* Direction *
Can you quote the records below in full, word for word?
[Start Listed records]
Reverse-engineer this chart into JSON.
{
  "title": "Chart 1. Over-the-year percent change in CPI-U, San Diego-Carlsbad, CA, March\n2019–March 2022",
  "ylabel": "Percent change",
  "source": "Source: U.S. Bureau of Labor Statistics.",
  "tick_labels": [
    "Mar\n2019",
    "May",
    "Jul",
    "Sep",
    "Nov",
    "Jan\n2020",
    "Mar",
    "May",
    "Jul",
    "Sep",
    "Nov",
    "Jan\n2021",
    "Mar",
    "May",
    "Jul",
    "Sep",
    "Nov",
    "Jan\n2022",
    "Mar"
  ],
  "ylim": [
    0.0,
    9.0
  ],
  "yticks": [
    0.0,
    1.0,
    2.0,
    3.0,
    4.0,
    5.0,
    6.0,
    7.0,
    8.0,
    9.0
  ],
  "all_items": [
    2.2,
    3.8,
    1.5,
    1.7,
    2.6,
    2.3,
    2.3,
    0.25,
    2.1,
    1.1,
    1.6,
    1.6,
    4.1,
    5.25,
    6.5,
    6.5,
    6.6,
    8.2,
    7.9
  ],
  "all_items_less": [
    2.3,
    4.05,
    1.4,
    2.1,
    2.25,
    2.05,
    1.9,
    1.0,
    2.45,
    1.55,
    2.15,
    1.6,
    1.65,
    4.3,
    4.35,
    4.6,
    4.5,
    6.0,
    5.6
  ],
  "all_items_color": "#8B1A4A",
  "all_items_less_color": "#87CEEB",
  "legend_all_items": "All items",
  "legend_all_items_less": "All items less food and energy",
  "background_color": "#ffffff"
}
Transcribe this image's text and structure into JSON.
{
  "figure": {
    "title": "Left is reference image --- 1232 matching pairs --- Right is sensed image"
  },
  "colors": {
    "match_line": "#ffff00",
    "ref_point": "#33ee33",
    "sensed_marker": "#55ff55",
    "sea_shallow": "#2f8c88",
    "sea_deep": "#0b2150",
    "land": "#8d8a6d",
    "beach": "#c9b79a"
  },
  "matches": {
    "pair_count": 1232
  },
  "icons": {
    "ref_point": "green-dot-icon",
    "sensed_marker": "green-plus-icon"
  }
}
[End Listed records]
* Worked solution *
Reverse-engineer this chart into JSON.
{
  "title": "Chart 1. Over-the-year percent change in CPI-U, San Diego-Carlsbad, CA, March\n2019–March 2022",
  "ylabel": "Percent change",
  "source": "Source: U.S. Bureau of Labor Statistics.",
  "tick_labels": [
    "Mar\n2019",
    "May",
    "Jul",
    "Sep",
    "Nov",
    "Jan\n2020",
    "Mar",
    "May",
    "Jul",
    "Sep",
    "Nov",
    "Jan\n2021",
    "Mar",
    "May",
    "Jul",
    "Sep",
    "Nov",
    "Jan\n2022",
    "Mar"
  ],
  "ylim": [
    0.0,
    9.0
  ],
  "yticks": [
    0.0,
    1.0,
    2.0,
    3.0,
    4.0,
    5.0,
    6.0,
    7.0,
    8.0,
    9.0
  ],
  "all_items": [
    2.2,
    3.8,
    1.5,
    1.7,
    2.6,
    2.3,
    2.3,
    0.25,
    2.1,
    1.1,
    1.6,
    1.6,
    4.1,
    5.25,
    6.5,
    6.5,
    6.6,
    8.2,
    7.9
  ],
  "all_items_less": [
    2.3,
    4.05,
    1.4,
    2.1,
    2.25,
    2.05,
    1.9,
    1.0,
    2.45,
    1.55,
    2.15,
    1.6,
    1.65,
    4.3,
    4.35,
    4.6,
    4.5,
    6.0,
    5.6
  ],
  "all_items_color": "#8B1A4A",
  "all_items_less_color": "#87CEEB",
  "legend_all_items": "All items",
  "legend_all_items_less": "All items less food and energy",
  "background_color": "#ffffff"
}
Transcribe this image's text and structure into JSON.
{
  "figure": {
    "title": "Left is reference image --- 1232 matching pairs --- Right is sensed image"
  },
  "colors": {
    "match_line": "#ffff00",
    "ref_point": "#33ee33",
    "sensed_marker": "#55ff55",
    "sea_shallow": "#2f8c88",
    "sea_deep": "#0b2150",
    "land": "#8d8a6d",
    "beach": "#c9b79a"
  },
  "matches": {
    "pair_count": 1232
  },
  "icons": {
    "ref_point": "green-dot-icon",
    "sensed_marker": "green-plus-icon"
  }
}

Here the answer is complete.